▶ **INSTRUCTION**: Every line below should be copied exactly; drop the pictures.

### SUPPLIED RECORDS

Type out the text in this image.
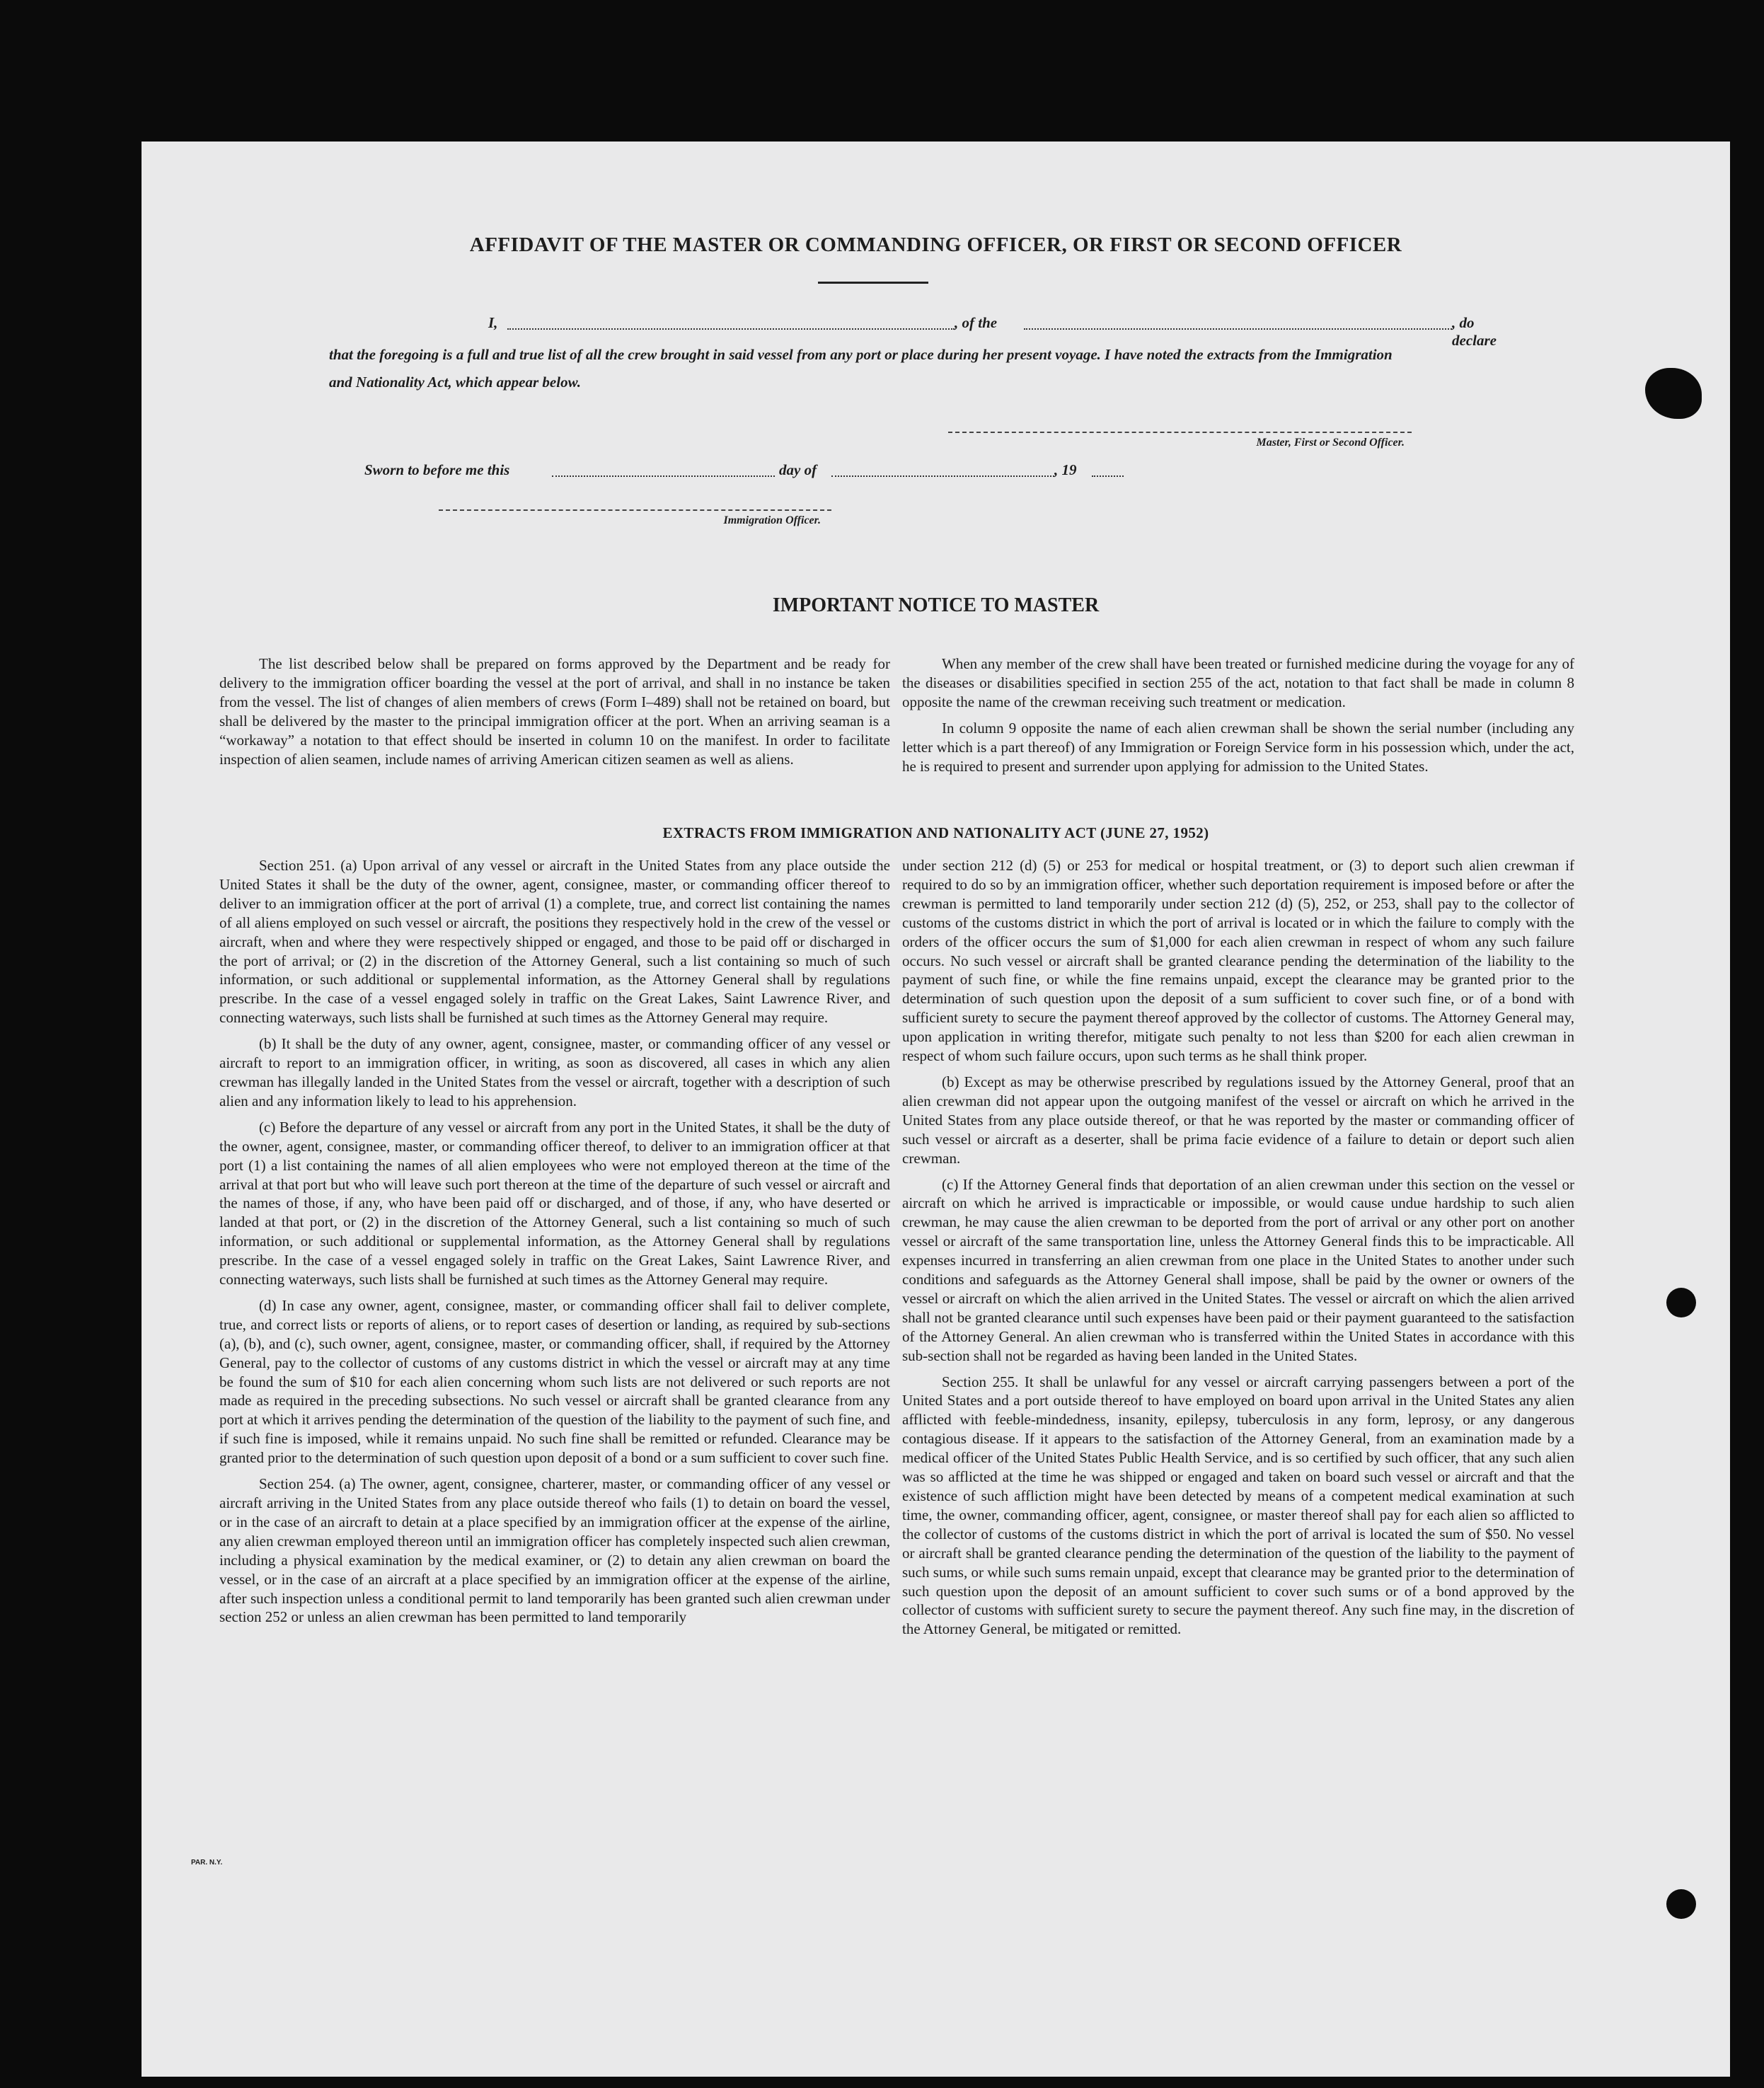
AFFIDAVIT OF THE MASTER OR COMMANDING OFFICER, OR FIRST OR SECOND OFFICER
I,	, of the	, do declare
that the foregoing is a full and true list of all the crew brought in said vessel from any port or place during her present voyage. I have noted the extracts from the Immigration and Nationality Act, which appear below.
Master, First or Second Officer.
Sworn to before me this	day of	, 19
Immigration Officer.
IMPORTANT NOTICE TO MASTER

The list described below shall be prepared on forms approved by the Department and be ready for delivery to the immigration officer boarding the vessel at the port of arrival, and shall in no instance be taken from the vessel. The list of changes of alien members of crews (Form I–489) shall not be retained on board, but shall be delivered by the master to the principal immigration officer at the port. When an arriving seaman is a “workaway” a notation to that effect should be inserted in column 10 on the manifest. In order to facilitate inspection of alien seamen, include names of arriving American citizen seamen as well as aliens.

When any member of the crew shall have been treated or furnished medicine during the voyage for any of the diseases or disabilities specified in section 255 of the act, notation to that fact shall be made in column 8 opposite the name of the crewman receiving such treatment or medication.

In column 9 opposite the name of each alien crewman shall be shown the serial number (including any letter which is a part thereof) of any Immigration or Foreign Service form in his possession which, under the act, he is required to present and surrender upon applying for admission to the United States.

EXTRACTS FROM IMMIGRATION AND NATIONALITY ACT (JUNE 27, 1952)

Section 251. (a) Upon arrival of any vessel or aircraft in the United States from any place outside the United States it shall be the duty of the owner, agent, consignee, master, or commanding officer thereof to deliver to an immigration officer at the port of arrival (1) a complete, true, and correct list containing the names of all aliens employed on such vessel or aircraft, the positions they respectively hold in the crew of the vessel or aircraft, when and where they were respectively shipped or engaged, and those to be paid off or discharged in the port of arrival; or (2) in the discretion of the Attorney General, such a list containing so much of such information, or such additional or supplemental information, as the Attorney General shall by regulations prescribe. In the case of a vessel engaged solely in traffic on the Great Lakes, Saint Lawrence River, and connecting waterways, such lists shall be furnished at such times as the Attorney General may require.

(b) It shall be the duty of any owner, agent, consignee, master, or commanding officer of any vessel or aircraft to report to an immigration officer, in writing, as soon as discovered, all cases in which any alien crewman has illegally landed in the United States from the vessel or aircraft, together with a description of such alien and any information likely to lead to his apprehension.

(c) Before the departure of any vessel or aircraft from any port in the United States, it shall be the duty of the owner, agent, consignee, master, or commanding officer thereof, to deliver to an immigration officer at that port (1) a list containing the names of all alien employees who were not employed thereon at the time of the arrival at that port but who will leave such port thereon at the time of the departure of such vessel or aircraft and the names of those, if any, who have been paid off or discharged, and of those, if any, who have deserted or landed at that port, or (2) in the discretion of the Attorney General, such a list containing so much of such information, or such additional or supplemental information, as the Attorney General shall by regulations prescribe. In the case of a vessel engaged solely in traffic on the Great Lakes, Saint Lawrence River, and connecting waterways, such lists shall be furnished at such times as the Attorney General may require.

(d) In case any owner, agent, consignee, master, or commanding officer shall fail to deliver complete, true, and correct lists or reports of aliens, or to report cases of desertion or landing, as required by sub-sections (a), (b), and (c), such owner, agent, consignee, master, or commanding officer, shall, if required by the Attorney General, pay to the collector of customs of any customs district in which the vessel or aircraft may at any time be found the sum of $10 for each alien concerning whom such lists are not delivered or such reports are not made as required in the preceding subsections. No such vessel or aircraft shall be granted clearance from any port at which it arrives pending the determination of the question of the liability to the payment of such fine, and if such fine is imposed, while it remains unpaid. No such fine shall be remitted or refunded. Clearance may be granted prior to the determination of such question upon deposit of a bond or a sum sufficient to cover such fine.

Section 254. (a) The owner, agent, consignee, charterer, master, or commanding officer of any vessel or aircraft arriving in the United States from any place outside thereof who fails (1) to detain on board the vessel, or in the case of an aircraft to detain at a place specified by an immigration officer at the expense of the airline, any alien crewman employed thereon until an immigration officer has completely inspected such alien crewman, including a physical examination by the medical examiner, or (2) to detain any alien crewman on board the vessel, or in the case of an aircraft at a place specified by an immigration officer at the expense of the airline, after such inspection unless a conditional permit to land temporarily has been granted such alien crewman under section 252 or unless an alien crewman has been permitted to land temporarily

under section 212 (d) (5) or 253 for medical or hospital treatment, or (3) to deport such alien crewman if required to do so by an immigration officer, whether such deportation requirement is imposed before or after the crewman is permitted to land temporarily under section 212 (d) (5), 252, or 253, shall pay to the collector of customs of the customs district in which the port of arrival is located or in which the failure to comply with the orders of the officer occurs the sum of $1,000 for each alien crewman in respect of whom any such failure occurs. No such vessel or aircraft shall be granted clearance pending the determination of the liability to the payment of such fine, or while the fine remains unpaid, except the clearance may be granted prior to the determination of such question upon the deposit of a sum sufficient to cover such fine, or of a bond with sufficient surety to secure the payment thereof approved by the collector of customs. The Attorney General may, upon application in writing therefor, mitigate such penalty to not less than $200 for each alien crewman in respect of whom such failure occurs, upon such terms as he shall think proper.

(b) Except as may be otherwise prescribed by regulations issued by the Attorney General, proof that an alien crewman did not appear upon the outgoing manifest of the vessel or aircraft on which he arrived in the United States from any place outside thereof, or that he was reported by the master or commanding officer of such vessel or aircraft as a deserter, shall be prima facie evidence of a failure to detain or deport such alien crewman.

(c) If the Attorney General finds that deportation of an alien crewman under this section on the vessel or aircraft on which he arrived is impracticable or impossible, or would cause undue hardship to such alien crewman, he may cause the alien crewman to be deported from the port of arrival or any other port on another vessel or aircraft of the same transportation line, unless the Attorney General finds this to be impracticable. All expenses incurred in transferring an alien crewman from one place in the United States to another under such conditions and safeguards as the Attorney General shall impose, shall be paid by the owner or owners of the vessel or aircraft on which the alien arrived in the United States. The vessel or aircraft on which the alien arrived shall not be granted clearance until such expenses have been paid or their payment guaranteed to the satisfaction of the Attorney General. An alien crewman who is transferred within the United States in accordance with this sub-section shall not be regarded as having been landed in the United States.

Section 255. It shall be unlawful for any vessel or aircraft carrying passengers between a port of the United States and a port outside thereof to have employed on board upon arrival in the United States any alien afflicted with feeble-mindedness, insanity, epilepsy, tuberculosis in any form, leprosy, or any dangerous contagious disease. If it appears to the satisfaction of the Attorney General, from an examination made by a medical officer of the United States Public Health Service, and is so certified by such officer, that any such alien was so afflicted at the time he was shipped or engaged and taken on board such vessel or aircraft and that the existence of such affliction might have been detected by means of a competent medical examination at such time, the owner, commanding officer, agent, consignee, or master thereof shall pay for each alien so afflicted to the collector of customs of the customs district in which the port of arrival is located the sum of $50. No vessel or aircraft shall be granted clearance pending the determination of the question of the liability to the payment of such sums, or while such sums remain unpaid, except that clearance may be granted prior to the determination of such question upon the deposit of an amount sufficient to cover such sums or of a bond approved by the collector of customs with sufficient surety to secure the payment thereof. Any such fine may, in the discretion of the Attorney General, be mitigated or remitted.

PAR. N.Y.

######

▶ **RESPONSE BELOW**:
Type out the text in this image.
AFFIDAVIT OF THE MASTER OR COMMANDING OFFICER, OR FIRST OR SECOND OFFICER
I,	, of the	, do declare
that the foregoing is a full and true list of all the crew brought in said vessel from any port or place during her present voyage. I have noted the extracts from the Immigration and Nationality Act, which appear below.
Master, First or Second Officer.
Sworn to before me this	day of	, 19
Immigration Officer.
IMPORTANT NOTICE TO MASTER

The list described below shall be prepared on forms approved by the Department and be ready for delivery to the immigration officer boarding the vessel at the port of arrival, and shall in no instance be taken from the vessel. The list of changes of alien members of crews (Form I–489) shall not be retained on board, but shall be delivered by the master to the principal immigration officer at the port. When an arriving seaman is a “workaway” a notation to that effect should be inserted in column 10 on the manifest. In order to facilitate inspection of alien seamen, include names of arriving American citizen seamen as well as aliens.

When any member of the crew shall have been treated or furnished medicine during the voyage for any of the diseases or disabilities specified in section 255 of the act, notation to that fact shall be made in column 8 opposite the name of the crewman receiving such treatment or medication.

In column 9 opposite the name of each alien crewman shall be shown the serial number (including any letter which is a part thereof) of any Immigration or Foreign Service form in his possession which, under the act, he is required to present and surrender upon applying for admission to the United States.

EXTRACTS FROM IMMIGRATION AND NATIONALITY ACT (JUNE 27, 1952)

Section 251. (a) Upon arrival of any vessel or aircraft in the United States from any place outside the United States it shall be the duty of the owner, agent, consignee, master, or commanding officer thereof to deliver to an immigration officer at the port of arrival (1) a complete, true, and correct list containing the names of all aliens employed on such vessel or aircraft, the positions they respectively hold in the crew of the vessel or aircraft, when and where they were respectively shipped or engaged, and those to be paid off or discharged in the port of arrival; or (2) in the discretion of the Attorney General, such a list containing so much of such information, or such additional or supplemental information, as the Attorney General shall by regulations prescribe. In the case of a vessel engaged solely in traffic on the Great Lakes, Saint Lawrence River, and connecting waterways, such lists shall be furnished at such times as the Attorney General may require.

(b) It shall be the duty of any owner, agent, consignee, master, or commanding officer of any vessel or aircraft to report to an immigration officer, in writing, as soon as discovered, all cases in which any alien crewman has illegally landed in the United States from the vessel or aircraft, together with a description of such alien and any information likely to lead to his apprehension.

(c) Before the departure of any vessel or aircraft from any port in the United States, it shall be the duty of the owner, agent, consignee, master, or commanding officer thereof, to deliver to an immigration officer at that port (1) a list containing the names of all alien employees who were not employed thereon at the time of the arrival at that port but who will leave such port thereon at the time of the departure of such vessel or aircraft and the names of those, if any, who have been paid off or discharged, and of those, if any, who have deserted or landed at that port, or (2) in the discretion of the Attorney General, such a list containing so much of such information, or such additional or supplemental information, as the Attorney General shall by regulations prescribe. In the case of a vessel engaged solely in traffic on the Great Lakes, Saint Lawrence River, and connecting waterways, such lists shall be furnished at such times as the Attorney General may require.

(d) In case any owner, agent, consignee, master, or commanding officer shall fail to deliver complete, true, and correct lists or reports of aliens, or to report cases of desertion or landing, as required by sub-sections (a), (b), and (c), such owner, agent, consignee, master, or commanding officer, shall, if required by the Attorney General, pay to the collector of customs of any customs district in which the vessel or aircraft may at any time be found the sum of $10 for each alien concerning whom such lists are not delivered or such reports are not made as required in the preceding subsections. No such vessel or aircraft shall be granted clearance from any port at which it arrives pending the determination of the question of the liability to the payment of such fine, and if such fine is imposed, while it remains unpaid. No such fine shall be remitted or refunded. Clearance may be granted prior to the determination of such question upon deposit of a bond or a sum sufficient to cover such fine.

Section 254. (a) The owner, agent, consignee, charterer, master, or commanding officer of any vessel or aircraft arriving in the United States from any place outside thereof who fails (1) to detain on board the vessel, or in the case of an aircraft to detain at a place specified by an immigration officer at the expense of the airline, any alien crewman employed thereon until an immigration officer has completely inspected such alien crewman, including a physical examination by the medical examiner, or (2) to detain any alien crewman on board the vessel, or in the case of an aircraft at a place specified by an immigration officer at the expense of the airline, after such inspection unless a conditional permit to land temporarily has been granted such alien crewman under section 252 or unless an alien crewman has been permitted to land temporarily

under section 212 (d) (5) or 253 for medical or hospital treatment, or (3) to deport such alien crewman if required to do so by an immigration officer, whether such deportation requirement is imposed before or after the crewman is permitted to land temporarily under section 212 (d) (5), 252, or 253, shall pay to the collector of customs of the customs district in which the port of arrival is located or in which the failure to comply with the orders of the officer occurs the sum of $1,000 for each alien crewman in respect of whom any such failure occurs. No such vessel or aircraft shall be granted clearance pending the determination of the liability to the payment of such fine, or while the fine remains unpaid, except the clearance may be granted prior to the determination of such question upon the deposit of a sum sufficient to cover such fine, or of a bond with sufficient surety to secure the payment thereof approved by the collector of customs. The Attorney General may, upon application in writing therefor, mitigate such penalty to not less than $200 for each alien crewman in respect of whom such failure occurs, upon such terms as he shall think proper.

(b) Except as may be otherwise prescribed by regulations issued by the Attorney General, proof that an alien crewman did not appear upon the outgoing manifest of the vessel or aircraft on which he arrived in the United States from any place outside thereof, or that he was reported by the master or commanding officer of such vessel or aircraft as a deserter, shall be prima facie evidence of a failure to detain or deport such alien crewman.

(c) If the Attorney General finds that deportation of an alien crewman under this section on the vessel or aircraft on which he arrived is impracticable or impossible, or would cause undue hardship to such alien crewman, he may cause the alien crewman to be deported from the port of arrival or any other port on another vessel or aircraft of the same transportation line, unless the Attorney General finds this to be impracticable. All expenses incurred in transferring an alien crewman from one place in the United States to another under such conditions and safeguards as the Attorney General shall impose, shall be paid by the owner or owners of the vessel or aircraft on which the alien arrived in the United States. The vessel or aircraft on which the alien arrived shall not be granted clearance until such expenses have been paid or their payment guaranteed to the satisfaction of the Attorney General. An alien crewman who is transferred within the United States in accordance with this sub-section shall not be regarded as having been landed in the United States.

Section 255. It shall be unlawful for any vessel or aircraft carrying passengers between a port of the United States and a port outside thereof to have employed on board upon arrival in the United States any alien afflicted with feeble-mindedness, insanity, epilepsy, tuberculosis in any form, leprosy, or any dangerous contagious disease. If it appears to the satisfaction of the Attorney General, from an examination made by a medical officer of the United States Public Health Service, and is so certified by such officer, that any such alien was so afflicted at the time he was shipped or engaged and taken on board such vessel or aircraft and that the existence of such affliction might have been detected by means of a competent medical examination at such time, the owner, commanding officer, agent, consignee, or master thereof shall pay for each alien so afflicted to the collector of customs of the customs district in which the port of arrival is located the sum of $50. No vessel or aircraft shall be granted clearance pending the determination of the question of the liability to the payment of such sums, or while such sums remain unpaid, except that clearance may be granted prior to the determination of such question upon the deposit of an amount sufficient to cover such sums or of a bond approved by the collector of customs with sufficient surety to secure the payment thereof. Any such fine may, in the discretion of the Attorney General, be mitigated or remitted.

PAR. N.Y.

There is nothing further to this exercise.